> 指示
北杜市での就農を扱った本文の「田中さんが農業を通して生きる力を付けていく舞台として選んだのは北杜市だった。」を含む箇所から「とを学ばせていただきました」」までを、「八ヶ岳」を「南アルプス」に差し替えて書き直してください。

> 読解用本文
###
田中さんが農業を通して生きる力を付けていく舞台として選んだのは北杜市だった。
「初めて北杜市を訪れた際に、この大自然に魅了されてしまったんです。天気がいい日で空も八ヶ岳も最高にきれいで。それまでに旅行などで色々な地域に行きましたが、北杜に来たら『ここだな』と感じてしまって。まさに一目惚れでした」
移住を決意したのは良いものの、農業で食べていけるようになる方法など、当時は全く検討もつかない状態だった。
「具体的な計画もないし当然家族には反対されるしで、当時は本当に迷いました。でも友人から『ワクワクする方を選んだらいいんじゃない?』というアドバイスを受けて、すっと心が決まったんです。長坂町にある農業大学校で9ヶ月間の職業訓練コースに通い、本格的に農業の勉強を始めました。多品目有機農業をされている畑山農場さんで実習をさせていただき、栽培・経営・地域のこと・人脈づくりなどたくさんのことを学ばせていただきました」
農業大学校のプログラムを終えた後2〜3年は農業法人への就職という形で経験を積みたいと考えていたが、実際に就職先を探してみると有機農家の正社員募集はほとんどなかったという。兼業も検討したが本気で農業に没頭するには両立は難しいと悟り、「せっかく思い切って飛び込んできたのだから、とことんやってみよう」と覚悟を決め、営農を開始した。
興味が尽きない農業。研究を楽しむ日々
田中さんは北杜市で有機農業を始めて3年が経った現在でも、蒔いた種が一斉に芽を出してぐんぐんと成長していく様子や、ふと見上げるとそこにある美しい山々などの自然に日々感動し、エネルギーをもらっているという。
###
(要素とボックスの一覧)
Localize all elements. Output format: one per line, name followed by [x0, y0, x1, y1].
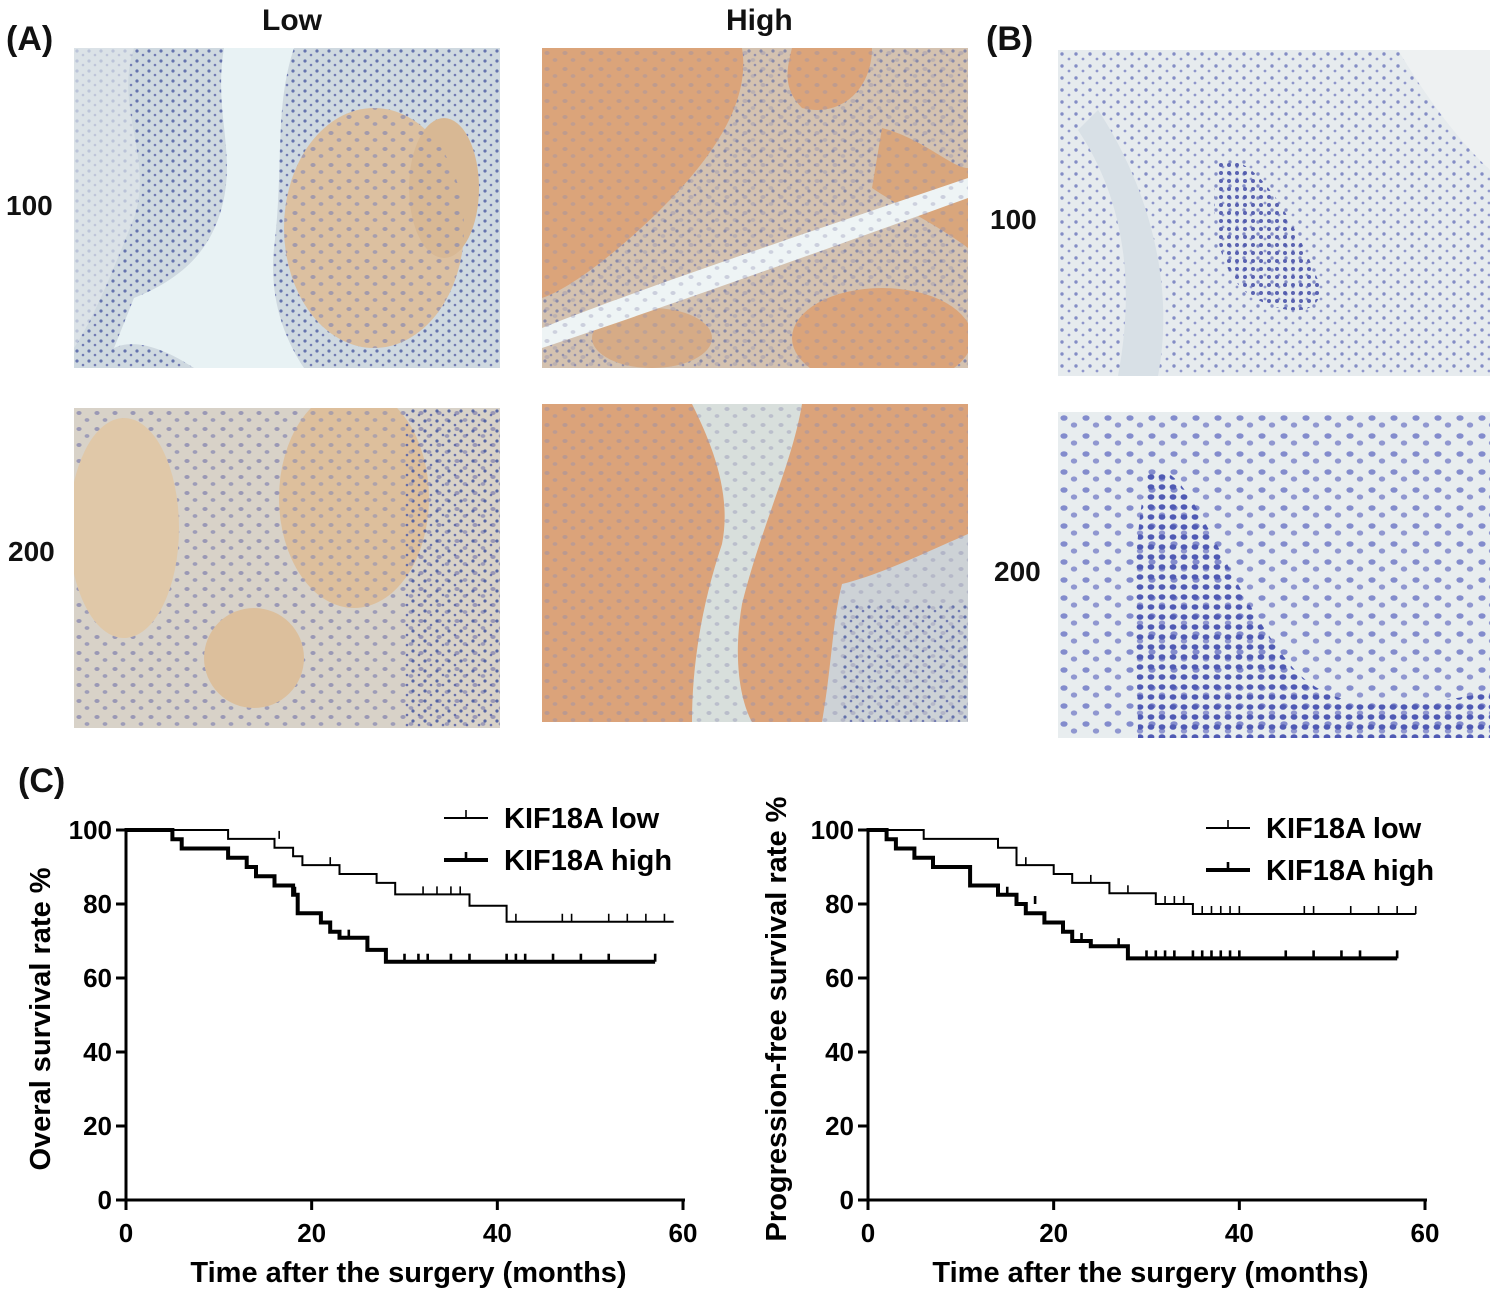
- y-tick-label: 0: [98, 1185, 112, 1215]
- series-high: KIF18A high: [868, 828, 1434, 961]
- micrograph-high-100x: [542, 48, 968, 368]
- panel-label-a: (A): [6, 20, 54, 58]
- legend-label: KIF18A high: [1266, 855, 1434, 887]
- micrograph-low-100x: [74, 48, 500, 368]
- series-high: KIF18A high: [126, 828, 672, 964]
- row-label-200-a: 200: [8, 536, 55, 567]
- y-axis-label: Progression-free survival rate %: [761, 796, 793, 1241]
- x-tick-label: 40: [1225, 1218, 1254, 1248]
- progression-free-survival-chart: 0 20 40 60 80 100 0 20 40 60 Time after the surger…: [761, 796, 1439, 1289]
- panel-label-c: (C): [18, 762, 66, 800]
- x-axis-label: Time after the surgery (months): [932, 1257, 1368, 1289]
- y-tick-label: 40: [825, 1037, 854, 1067]
- micrograph-negative-100x: [1058, 50, 1490, 376]
- y-tick-label: 100: [811, 815, 854, 845]
- legend-label: KIF18A high: [504, 845, 672, 877]
- x-tick-label: 0: [119, 1218, 133, 1248]
- y-tick-label: 80: [825, 889, 854, 919]
- y-tick-label: 20: [825, 1111, 854, 1141]
- y-tick-label: 20: [83, 1111, 112, 1141]
- overall-survival-chart: 0 20 40 60 80 100 0 20 40 60 Time after the surger…: [25, 803, 697, 1289]
- row-label-100-a: 100: [6, 190, 53, 221]
- survival-curve: [868, 829, 1416, 915]
- x-axis-label: Time after the surgery (months): [190, 1257, 626, 1289]
- series-low: KIF18A low: [868, 813, 1422, 915]
- column-label-high: High: [726, 4, 793, 37]
- legend-label: KIF18A low: [504, 803, 660, 835]
- row-label-200-b: 200: [994, 556, 1041, 587]
- y-tick-label: 40: [83, 1037, 112, 1067]
- survival-curve: [126, 828, 656, 964]
- x-tick-label: 20: [1039, 1218, 1068, 1248]
- x-tick-label: 20: [297, 1218, 326, 1248]
- series-low: KIF18A low: [126, 803, 674, 923]
- panel-label-b: (B): [986, 20, 1034, 58]
- legend-label: KIF18A low: [1266, 813, 1422, 845]
- y-tick-label: 80: [83, 889, 112, 919]
- y-tick-label: 60: [83, 963, 112, 993]
- x-tick-label: 60: [669, 1218, 698, 1248]
- x-tick-label: 60: [1411, 1218, 1440, 1248]
- x-tick-label: 40: [483, 1218, 512, 1248]
- micrograph-negative-200x: [1058, 412, 1490, 738]
- y-tick-label: 100: [69, 815, 112, 845]
- micrograph-high-200x: [542, 404, 968, 722]
- survival-curve: [126, 829, 674, 923]
- y-tick-label: 60: [825, 963, 854, 993]
- y-axis-label: Overal survival rate %: [25, 867, 57, 1170]
- column-label-low: Low: [262, 4, 322, 37]
- x-tick-label: 0: [861, 1218, 875, 1248]
- micrograph-low-200x: [74, 408, 500, 728]
- row-label-100-b: 100: [990, 204, 1037, 235]
- y-tick-label: 0: [840, 1185, 854, 1215]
###
> 解答
田中さんが農業を通して生きる力を付けていく舞台として選んだのは北杜市だった。
「初めて北杜市を訪れた際に、この大自然に魅了されてしまったんです。天気がいい日で空も南アルプスも最高にきれいで。それまでに旅行などで色々な地域に行きましたが、北杜に来たら『ここだな』と感じてしまって。まさに一目惚れでした」
移住を決意したのは良いものの、農業で食べていけるようになる方法など、当時は全く検討もつかない状態だった。
「具体的な計画もないし当然家族には反対されるしで、当時は本当に迷いました。でも友人から『ワクワクする方を選んだらいいんじゃない?』というアドバイスを受けて、すっと心が決まったんです。長坂町にある農業大学校で9ヶ月間の職業訓練コースに通い、本格的に農業の勉強を始めました。多品目有機農業をされている畑山農場さんで実習をさせていただき、栽培・経営・地域のこと・人脈づくりなどたくさんのことを学ばせていただきました」